begin TASK INPUT

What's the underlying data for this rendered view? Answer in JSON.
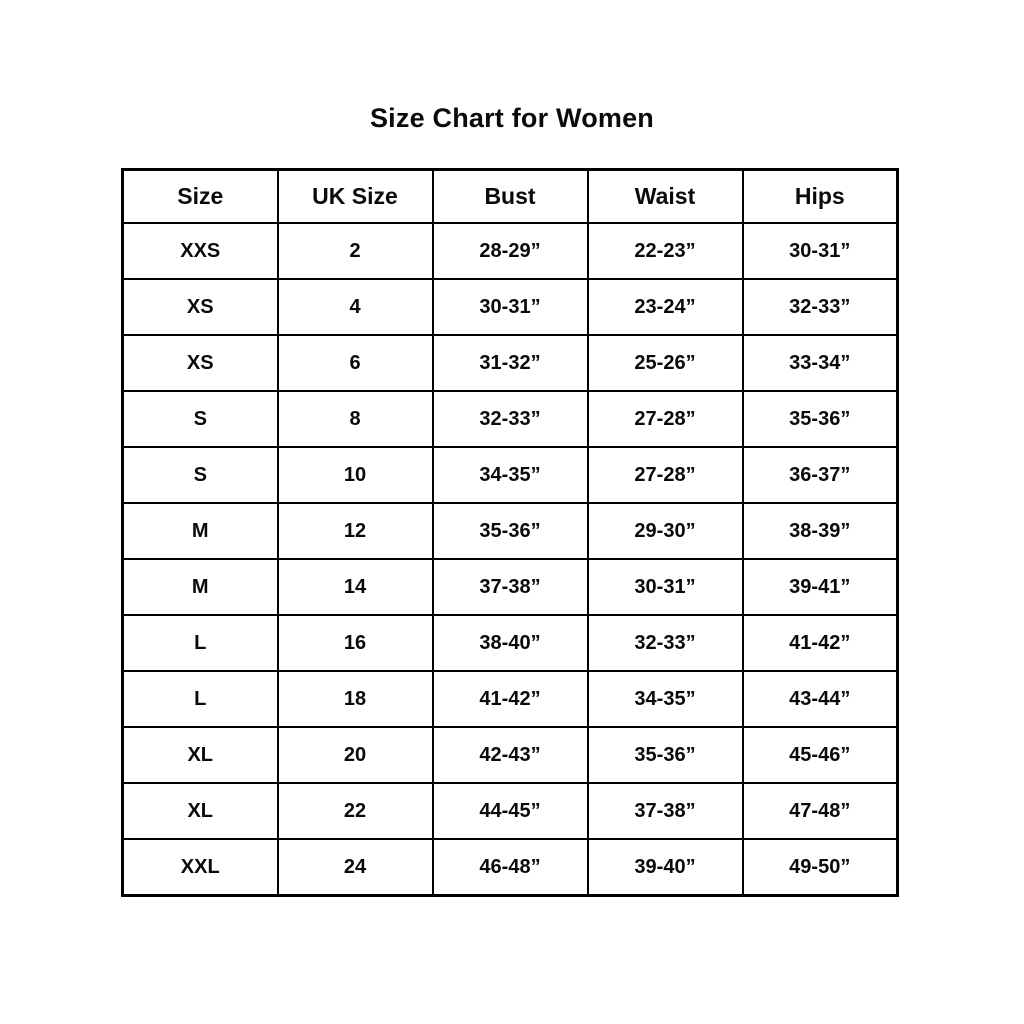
{
  "title": "Size Chart for Women",
  "colors": {
    "text": "#0a0a0a",
    "border": "#000000",
    "background": "#ffffff"
  },
  "chart_data": {
    "type": "table",
    "title": "Size Chart for Women",
    "columns": [
      "Size",
      "UK Size",
      "Bust",
      "Waist",
      "Hips"
    ],
    "rows": [
      [
        "XXS",
        "2",
        "28-29”",
        "22-23”",
        "30-31”"
      ],
      [
        "XS",
        "4",
        "30-31”",
        "23-24”",
        "32-33”"
      ],
      [
        "XS",
        "6",
        "31-32”",
        "25-26”",
        "33-34”"
      ],
      [
        "S",
        "8",
        "32-33”",
        "27-28”",
        "35-36”"
      ],
      [
        "S",
        "10",
        "34-35”",
        "27-28”",
        "36-37”"
      ],
      [
        "M",
        "12",
        "35-36”",
        "29-30”",
        "38-39”"
      ],
      [
        "M",
        "14",
        "37-38”",
        "30-31”",
        "39-41”"
      ],
      [
        "L",
        "16",
        "38-40”",
        "32-33”",
        "41-42”"
      ],
      [
        "L",
        "18",
        "41-42”",
        "34-35”",
        "43-44”"
      ],
      [
        "XL",
        "20",
        "42-43”",
        "35-36”",
        "45-46”"
      ],
      [
        "XL",
        "22",
        "44-45”",
        "37-38”",
        "47-48”"
      ],
      [
        "XXL",
        "24",
        "46-48”",
        "39-40”",
        "49-50”"
      ]
    ]
  }
}
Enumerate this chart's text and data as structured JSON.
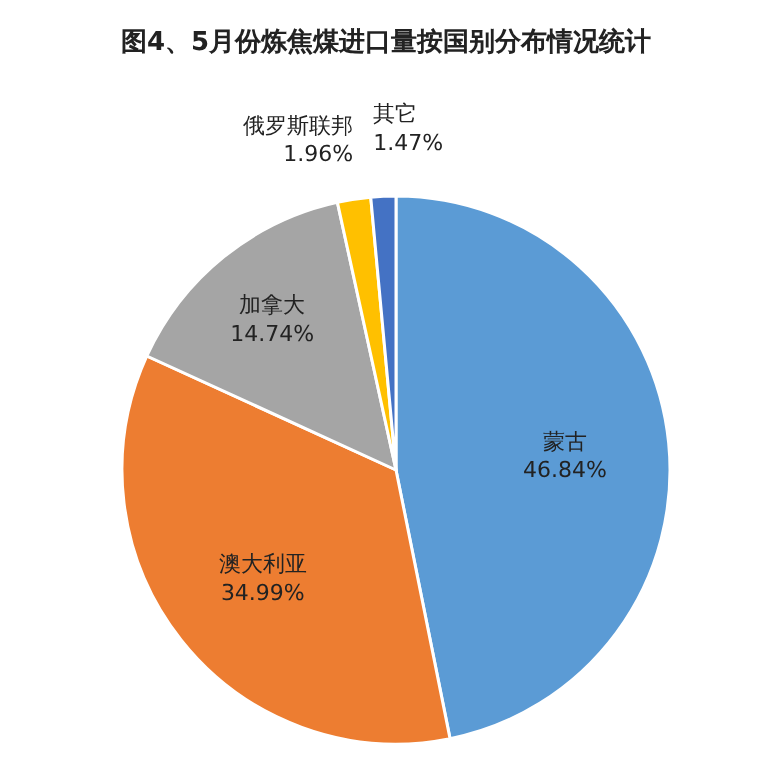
{
  "chart_data": {
    "type": "pie",
    "title": "图4、5月份炼焦煤进口量按国别分布情况统计",
    "categories": [
      "蒙古",
      "澳大利亚",
      "加拿大",
      "俄罗斯联邦",
      "其它"
    ],
    "values": [
      46.84,
      34.99,
      14.74,
      1.96,
      1.47
    ],
    "colors": [
      "#5b9bd5",
      "#ed7d31",
      "#a5a5a5",
      "#ffc000",
      "#4472c4"
    ],
    "value_labels": [
      "46.84%",
      "34.99%",
      "14.74%",
      "1.96%",
      "1.47%"
    ]
  }
}
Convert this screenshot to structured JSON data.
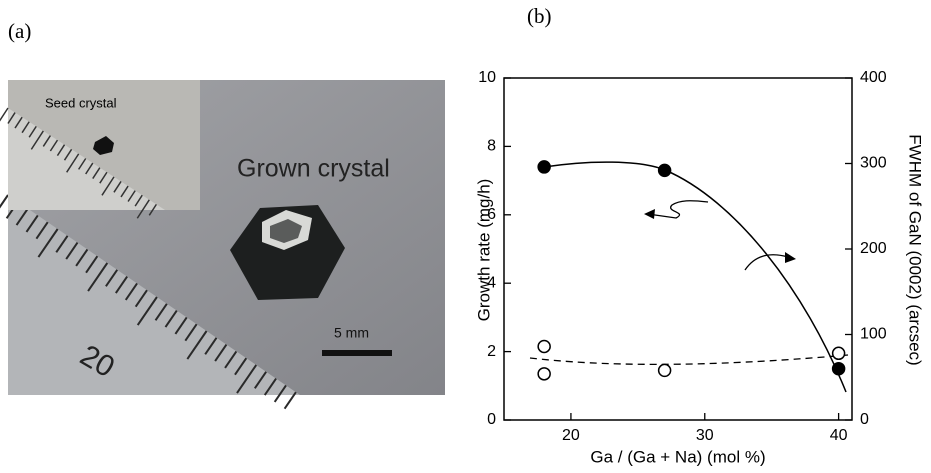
{
  "panel_a": {
    "label": "(a)",
    "inset_label": "Seed crystal",
    "main_label": "Grown crystal",
    "scale_bar": "5 mm",
    "ruler_number": "20"
  },
  "chart_data": {
    "type": "scatter",
    "panel_label": "(b)",
    "x_label": "Ga / (Ga + Na) (mol %)",
    "y_label": "Growth rate (mg/h)",
    "y2_label": "FWHM of GaN (0002) (arcsec)",
    "xlim": [
      15,
      41
    ],
    "xticks": [
      20,
      30,
      40
    ],
    "ylim": [
      0,
      10
    ],
    "yticks": [
      0,
      2,
      4,
      6,
      8,
      10
    ],
    "y2lim": [
      0,
      400
    ],
    "y2ticks": [
      0,
      100,
      200,
      300,
      400
    ],
    "series": [
      {
        "x": [
          18,
          27,
          40
        ],
        "values": [
          7.4,
          7.3,
          1.5
        ],
        "marker": "filled",
        "color": "#000000"
      },
      {
        "x": [
          18,
          18,
          27,
          40
        ],
        "values": [
          86,
          54,
          58,
          78
        ],
        "marker": "open",
        "color": "#000000",
        "axis": "y2"
      }
    ]
  }
}
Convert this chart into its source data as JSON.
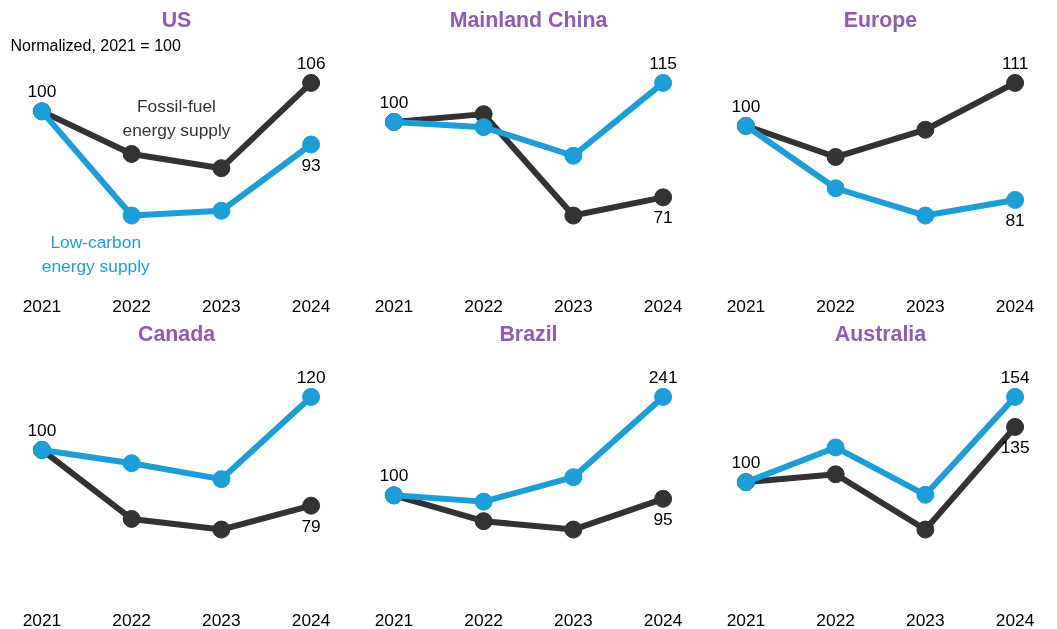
{
  "chart_data": [
    {
      "type": "line",
      "title": "US",
      "categories": [
        "2021",
        "2022",
        "2023",
        "2024"
      ],
      "marker": "circle",
      "annotations": [
        "Normalized, 2021 = 100"
      ],
      "series": [
        {
          "name": "Fossil-fuel energy supply",
          "color": "#333333",
          "values": [
            100,
            91,
            88,
            106
          ],
          "value_labels": [
            "100",
            null,
            null,
            "106"
          ]
        },
        {
          "name": "Low-carbon energy supply",
          "color": "#1a9fdb",
          "values": [
            100,
            78,
            79,
            93
          ],
          "value_labels": [
            null,
            null,
            null,
            "93"
          ]
        }
      ]
    },
    {
      "type": "line",
      "title": "Mainland China",
      "categories": [
        "2021",
        "2022",
        "2023",
        "2024"
      ],
      "marker": "circle",
      "series": [
        {
          "color": "#333333",
          "values": [
            100,
            103,
            64,
            71
          ],
          "value_labels": [
            "100",
            null,
            null,
            "71"
          ]
        },
        {
          "color": "#1a9fdb",
          "values": [
            100,
            98,
            87,
            115
          ],
          "value_labels": [
            null,
            null,
            null,
            "115"
          ]
        }
      ]
    },
    {
      "type": "line",
      "title": "Europe",
      "categories": [
        "2021",
        "2022",
        "2023",
        "2024"
      ],
      "marker": "circle",
      "series": [
        {
          "color": "#333333",
          "values": [
            100,
            92,
            99,
            111
          ],
          "value_labels": [
            "100",
            null,
            null,
            "111"
          ]
        },
        {
          "color": "#1a9fdb",
          "values": [
            100,
            84,
            77,
            81
          ],
          "value_labels": [
            null,
            null,
            null,
            "81"
          ]
        }
      ]
    },
    {
      "type": "line",
      "title": "Canada",
      "categories": [
        "2021",
        "2022",
        "2023",
        "2024"
      ],
      "marker": "circle",
      "series": [
        {
          "color": "#333333",
          "values": [
            100,
            74,
            70,
            79
          ],
          "value_labels": [
            "100",
            null,
            null,
            "79"
          ]
        },
        {
          "color": "#1a9fdb",
          "values": [
            100,
            95,
            89,
            120
          ],
          "value_labels": [
            null,
            null,
            null,
            "120"
          ]
        }
      ]
    },
    {
      "type": "line",
      "title": "Brazil",
      "categories": [
        "2021",
        "2022",
        "2023",
        "2024"
      ],
      "marker": "circle",
      "series": [
        {
          "color": "#333333",
          "values": [
            100,
            63,
            51,
            95
          ],
          "value_labels": [
            "100",
            null,
            null,
            "95"
          ]
        },
        {
          "color": "#1a9fdb",
          "values": [
            100,
            91,
            126,
            241
          ],
          "value_labels": [
            null,
            null,
            null,
            "241"
          ]
        }
      ]
    },
    {
      "type": "line",
      "title": "Australia",
      "categories": [
        "2021",
        "2022",
        "2023",
        "2024"
      ],
      "marker": "circle",
      "series": [
        {
          "color": "#333333",
          "values": [
            100,
            105,
            70,
            135
          ],
          "value_labels": [
            "100",
            null,
            null,
            "135"
          ]
        },
        {
          "color": "#1a9fdb",
          "values": [
            100,
            122,
            92,
            154
          ],
          "value_labels": [
            null,
            null,
            null,
            "154"
          ]
        }
      ]
    }
  ]
}
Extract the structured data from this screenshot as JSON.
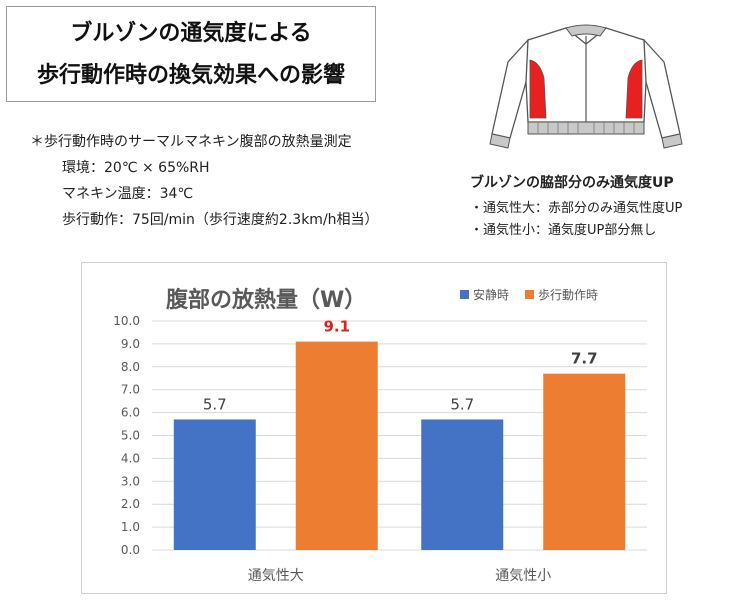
{
  "header": {
    "title_line1": "ブルゾンの通気度による",
    "title_line2": "歩行動作時の換気効果への影響"
  },
  "conditions": {
    "heading": "＊歩行動作時のサーマルマネキン腹部の放熱量測定",
    "environment": "環境：20℃ × 65%RH",
    "mannequin_temp": "マネキン温度：34℃",
    "walking": "歩行動作：75回/min（歩行速度約2.3km/h相当）"
  },
  "jacket_info": {
    "title": "ブルゾンの脇部分のみ通気度UP",
    "bullets": [
      "・通気性大：赤部分のみ通気性度UP",
      "・通気性小：通気度UP部分無し"
    ],
    "highlight_color": "#e8201f"
  },
  "chart_data": {
    "type": "bar",
    "title": "腹部の放熱量（W）",
    "categories": [
      "通気性大",
      "通気性小"
    ],
    "series": [
      {
        "name": "安静時",
        "values": [
          5.7,
          5.7
        ],
        "color": "#4472c4",
        "labels": [
          "5.7",
          "5.7"
        ]
      },
      {
        "name": "歩行動作時",
        "values": [
          9.1,
          7.7
        ],
        "color": "#ed7d31",
        "labels": [
          "9.1",
          "7.7"
        ]
      }
    ],
    "ylim": [
      0,
      10
    ],
    "yticks": [
      "0.0",
      "1.0",
      "2.0",
      "3.0",
      "4.0",
      "5.0",
      "6.0",
      "7.0",
      "8.0",
      "9.0",
      "10.0"
    ],
    "grid": true,
    "legend": "top-right",
    "emphasis_label_color": "#e0201c"
  }
}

end TASK INPUT

* [EXERCISE REQUIREMENTS]
Everything from the line with "Extract the structured" through the final line of the records above should be written out exactly, minus the pictures.

* [CORRECT OUTPUT]
Extract the structured data from this screenshot as JSON.
{
  "header": {
    "title_line1": "ブルゾンの通気度による",
    "title_line2": "歩行動作時の換気効果への影響"
  },
  "conditions": {
    "heading": "＊歩行動作時のサーマルマネキン腹部の放熱量測定",
    "environment": "環境：20℃ × 65%RH",
    "mannequin_temp": "マネキン温度：34℃",
    "walking": "歩行動作：75回/min（歩行速度約2.3km/h相当）"
  },
  "jacket_info": {
    "title": "ブルゾンの脇部分のみ通気度UP",
    "bullets": [
      "・通気性大：赤部分のみ通気性度UP",
      "・通気性小：通気度UP部分無し"
    ],
    "highlight_color": "#e8201f"
  },
  "chart_data": {
    "type": "bar",
    "title": "腹部の放熱量（W）",
    "categories": [
      "通気性大",
      "通気性小"
    ],
    "series": [
      {
        "name": "安静時",
        "values": [
          5.7,
          5.7
        ],
        "color": "#4472c4",
        "labels": [
          "5.7",
          "5.7"
        ]
      },
      {
        "name": "歩行動作時",
        "values": [
          9.1,
          7.7
        ],
        "color": "#ed7d31",
        "labels": [
          "9.1",
          "7.7"
        ]
      }
    ],
    "ylim": [
      0,
      10
    ],
    "yticks": [
      "0.0",
      "1.0",
      "2.0",
      "3.0",
      "4.0",
      "5.0",
      "6.0",
      "7.0",
      "8.0",
      "9.0",
      "10.0"
    ],
    "grid": true,
    "legend": "top-right",
    "emphasis_label_color": "#e0201c"
  }
}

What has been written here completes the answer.